▶ **DATASET RECORDS**
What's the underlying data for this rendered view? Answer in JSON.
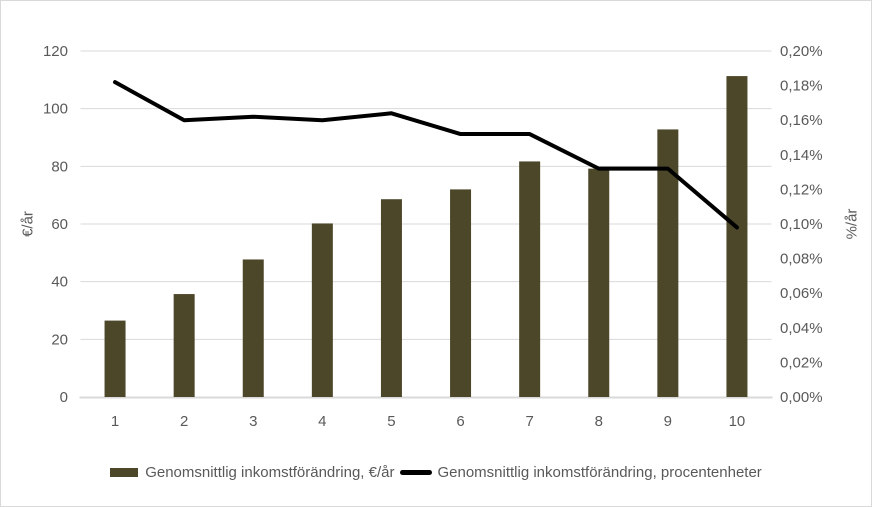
{
  "colors": {
    "bar": "#4d472a",
    "line": "#000000",
    "text": "#595959",
    "gridline": "#d9d9d9",
    "axis_line": "#d9d9d9",
    "background": "#ffffff",
    "border": "#d9d9d9"
  },
  "chart_data": {
    "type": "combo-bar-line",
    "title": "",
    "categories": [
      "1",
      "2",
      "3",
      "4",
      "5",
      "6",
      "7",
      "8",
      "9",
      "10"
    ],
    "series": [
      {
        "name": "Genomsnittlig inkomstförändring, €/år",
        "type": "bar",
        "axis": "left",
        "color": "#4d472a",
        "values": [
          26.5,
          35.7,
          47.7,
          60.2,
          68.6,
          72.0,
          81.7,
          79.2,
          92.8,
          111.3
        ]
      },
      {
        "name": "Genomsnittlig inkomstförändring, procentenheter",
        "type": "line",
        "axis": "right",
        "color": "#000000",
        "values": [
          0.182,
          0.16,
          0.162,
          0.16,
          0.164,
          0.152,
          0.152,
          0.132,
          0.132,
          0.098
        ]
      }
    ],
    "left_axis": {
      "title": "€/år",
      "min": 0,
      "max": 120,
      "step": 20,
      "tick_labels": [
        "0",
        "20",
        "40",
        "60",
        "80",
        "100",
        "120"
      ]
    },
    "right_axis": {
      "title": "%/år",
      "min": 0,
      "max": 0.2,
      "step": 0.02,
      "tick_labels": [
        "0,00%",
        "0,02%",
        "0,04%",
        "0,06%",
        "0,08%",
        "0,10%",
        "0,12%",
        "0,14%",
        "0,16%",
        "0,18%",
        "0,20%"
      ]
    },
    "grid": "horizontal-left-axis-ticks",
    "legend_position": "bottom"
  }
}
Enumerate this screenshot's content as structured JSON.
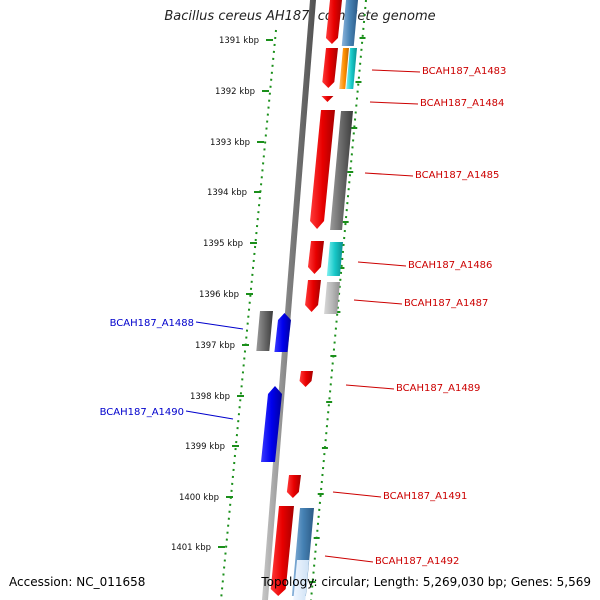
{
  "title": "Bacillus cereus AH187, complete genome",
  "accession_text": "Accession: NC_011658",
  "topology_text": "Topology: circular; Length: 5,269,030 bp; Genes: 5,569",
  "colors": {
    "forward_label": "#cc0000",
    "reverse_label": "#0000cc",
    "scale_tick": "#1a7f1a",
    "axis": "#808080"
  },
  "scale_ticks": [
    {
      "label": "1391 kbp"
    },
    {
      "label": "1392 kbp"
    },
    {
      "label": "1393 kbp"
    },
    {
      "label": "1394 kbp"
    },
    {
      "label": "1395 kbp"
    },
    {
      "label": "1396 kbp"
    },
    {
      "label": "1397 kbp"
    },
    {
      "label": "1398 kbp"
    },
    {
      "label": "1399 kbp"
    },
    {
      "label": "1400 kbp"
    },
    {
      "label": "1401 kbp"
    }
  ],
  "genes": [
    {
      "label": "BCAH187_A1483",
      "strand": "forward"
    },
    {
      "label": "BCAH187_A1484",
      "strand": "forward"
    },
    {
      "label": "BCAH187_A1485",
      "strand": "forward"
    },
    {
      "label": "BCAH187_A1486",
      "strand": "forward"
    },
    {
      "label": "BCAH187_A1487",
      "strand": "forward"
    },
    {
      "label": "BCAH187_A1488",
      "strand": "reverse"
    },
    {
      "label": "BCAH187_A1489",
      "strand": "forward"
    },
    {
      "label": "BCAH187_A1490",
      "strand": "reverse"
    },
    {
      "label": "BCAH187_A1491",
      "strand": "forward"
    },
    {
      "label": "BCAH187_A1492",
      "strand": "forward"
    }
  ]
}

▶ **WHAT YOU ARE ASKED TO DO**
What belongs in the answer is each line of the listing that contains the word "this".

▶ **ANSWER SECTION**
What's the underlying data for this rendered view? Answer in JSON.
Enumerate this screenshot's content as structured JSON.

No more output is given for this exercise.